Given request 1: Filter the entries and copy every line that contains the string "site". Case counts.

Passage:
▬▬▬

The CAP Theorem
Any network shared data system can have at most two of the three properties:
- Consistency: Data across nodes is the same
Each server returns the right response to every request. Also called atomic consistency: Each operation appears to have been completed in a single instant. All atomic operations complete exactly together across every node.
- Availability: Data is highly available for update operations
Each request eventually receives a response
- Partition Tolerance: The network infrastructure is tolerant to network partitions
The system tolerates communication failure and can handle nodes going down.
Many argue that it is not realistic to sacrifice partition tolerance in modern applications, so it is a trade off between consistency (CP) and availability (AP)
Proof
By contradiction.

▬▬▬

Given request 2:
Answer these questions from the CAP theorem text, one per line:
(a) At most how many of the three properties can a network shared data system have?
(b) What other name does the text give for consistency?
(c) Between which two properties is the trade-off, given that partition tolerance is not sacrificed?

▬▬▬

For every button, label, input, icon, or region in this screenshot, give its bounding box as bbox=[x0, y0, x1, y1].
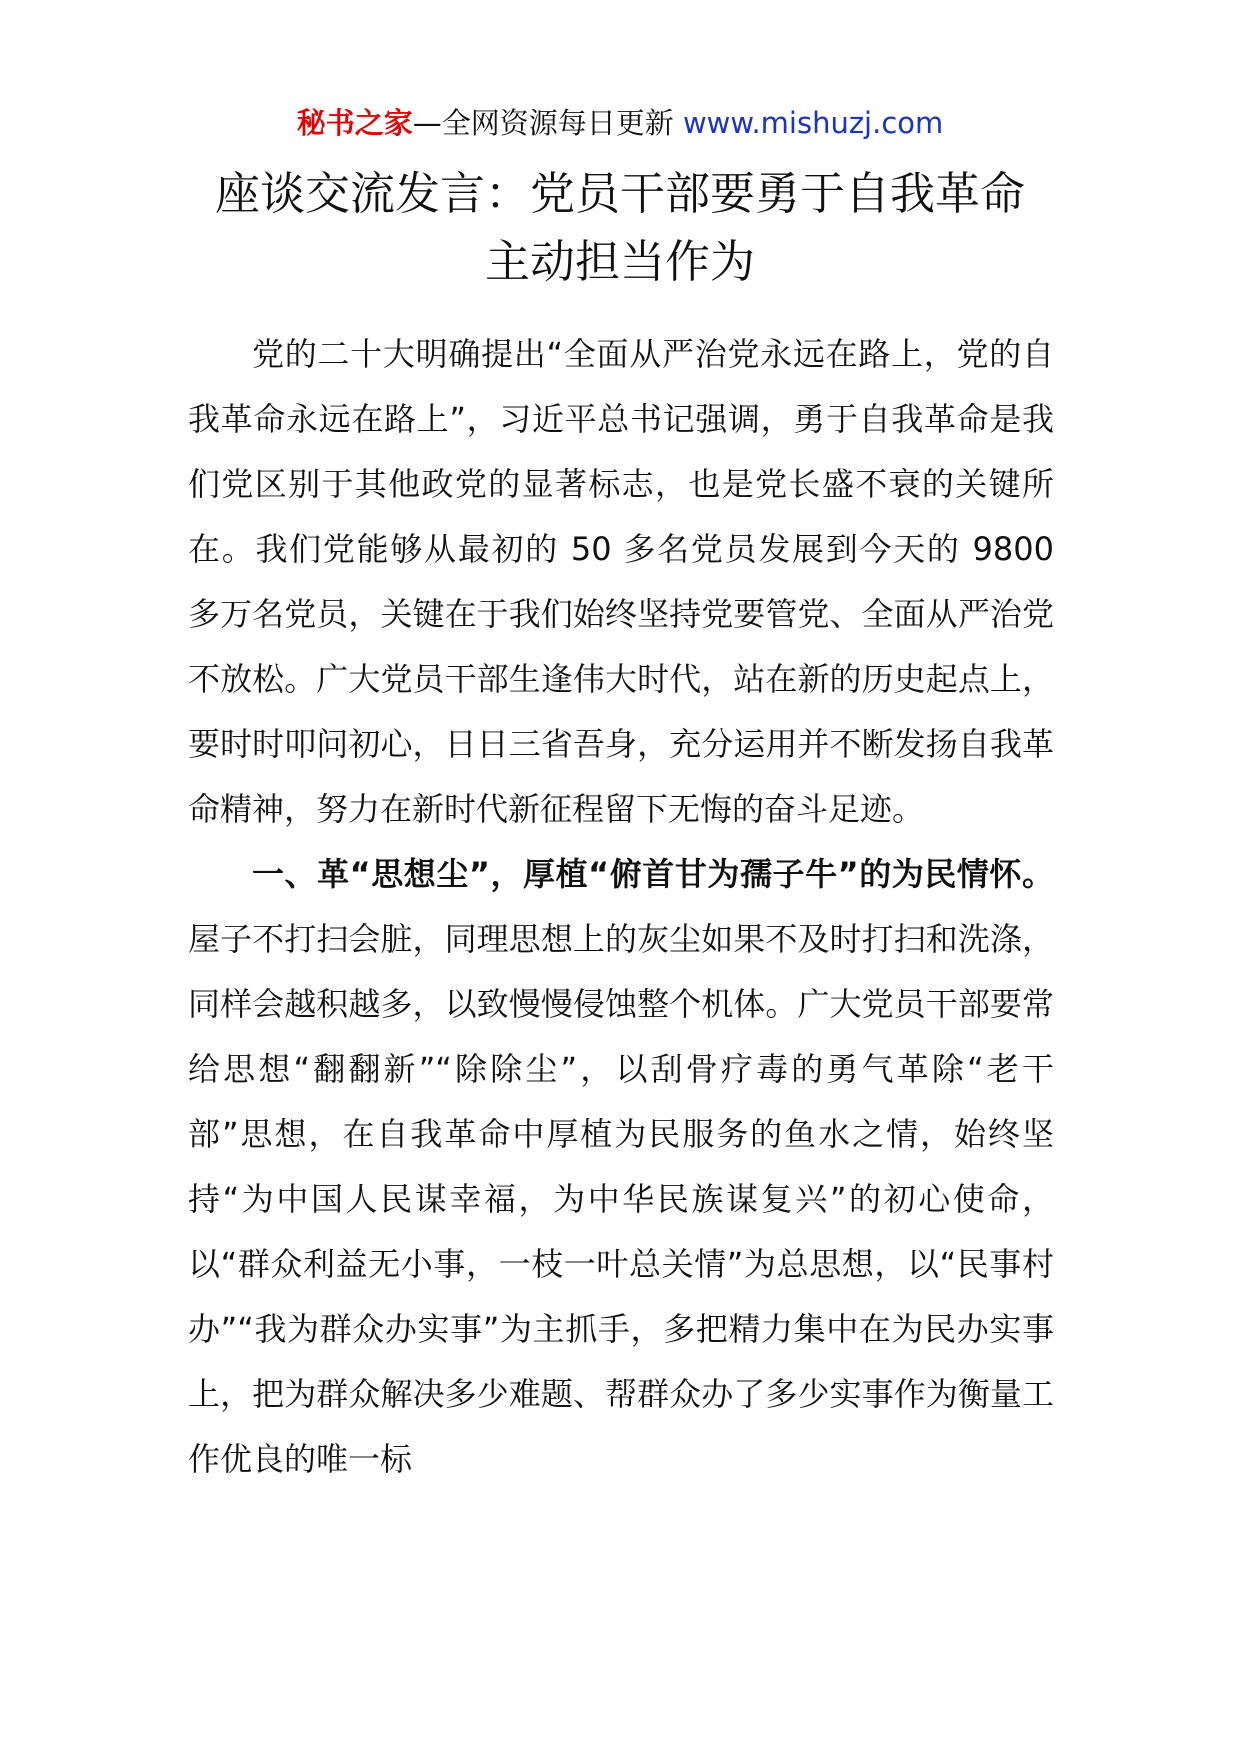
title-line-2: 主动担当作为 bbox=[484, 235, 755, 288]
body-paragraph-section-one bbox=[188, 842, 1054, 1492]
body-paragraph-intro: 党的二十大明确提出“全面从严治党永远在路上，党的自我革命永远在路上”，习近平总书记强调，勇于自我革命是我们党区别于其他政党的显著标志，也是党长盛不衰的关键所在。我们党能够从最初的 50 多名党员发展到今天的 9800 多万名党员，关键在于我们始终坚持党要管党、全面从严治党不放松。广大党员干部生逢伟大时代，站在新的历史起点上，要时时叩问初心，日日三省吾身，充分运用并不断发扬自我革命精神，努力在新时代新征程留下无悔的奋斗足迹。 bbox=[188, 335, 1054, 828]
site-url-link[interactable]: www.mishuzj.com bbox=[682, 106, 944, 140]
site-header bbox=[0, 103, 1240, 143]
title-line-1: 座谈交流发言：党员干部要勇于自我革命 bbox=[214, 167, 1025, 220]
document-title bbox=[150, 160, 1090, 296]
site-name: 秘书之家 bbox=[296, 106, 413, 140]
document-body bbox=[188, 322, 1054, 1492]
section-heading: 一、革“思想尘”，厚植“俯首甘为孺子牛”的为民情怀。 bbox=[252, 855, 1054, 893]
site-tagline: —全网资源每日更新 bbox=[412, 106, 683, 140]
section-body-text: 屋子不打扫会脏，同理思想上的灰尘如果不及时打扫和洗涤，同样会越积越多，以致慢慢侵蚀整个机体。广大党员干部要常给思想“翻翻新”“除除尘”，以刮骨疗毒的勇气革除“老干部”思想，在自我革命中厚植为民服务的鱼水之情，始终坚持“为中国人民谋幸福，为中华民族谋复兴”的初心使命，以“群众利益无小事，一枝一叶总关情”为总思想，以“民事村办”“我为群众办实事”为主抓手，多把精力集中在为民办实事上，把为群众解决多少难题、帮群众办了多少实事作为衡量工作优良的唯一标 bbox=[188, 920, 1054, 1478]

▬▬▬

Full solution 1:
site-url-link[interactable]: www.mishuzj.com bbox=[682, 106, 944, 140]
site-header bbox=[0, 103, 1240, 143]
site-name: 秘书之家 bbox=[296, 106, 413, 140]
site-tagline: —全网资源每日更新 bbox=[412, 106, 683, 140]

Full solution 2:
(a) Two.
(b) Atomic consistency.
(c) Consistency (CP) and availability (AP).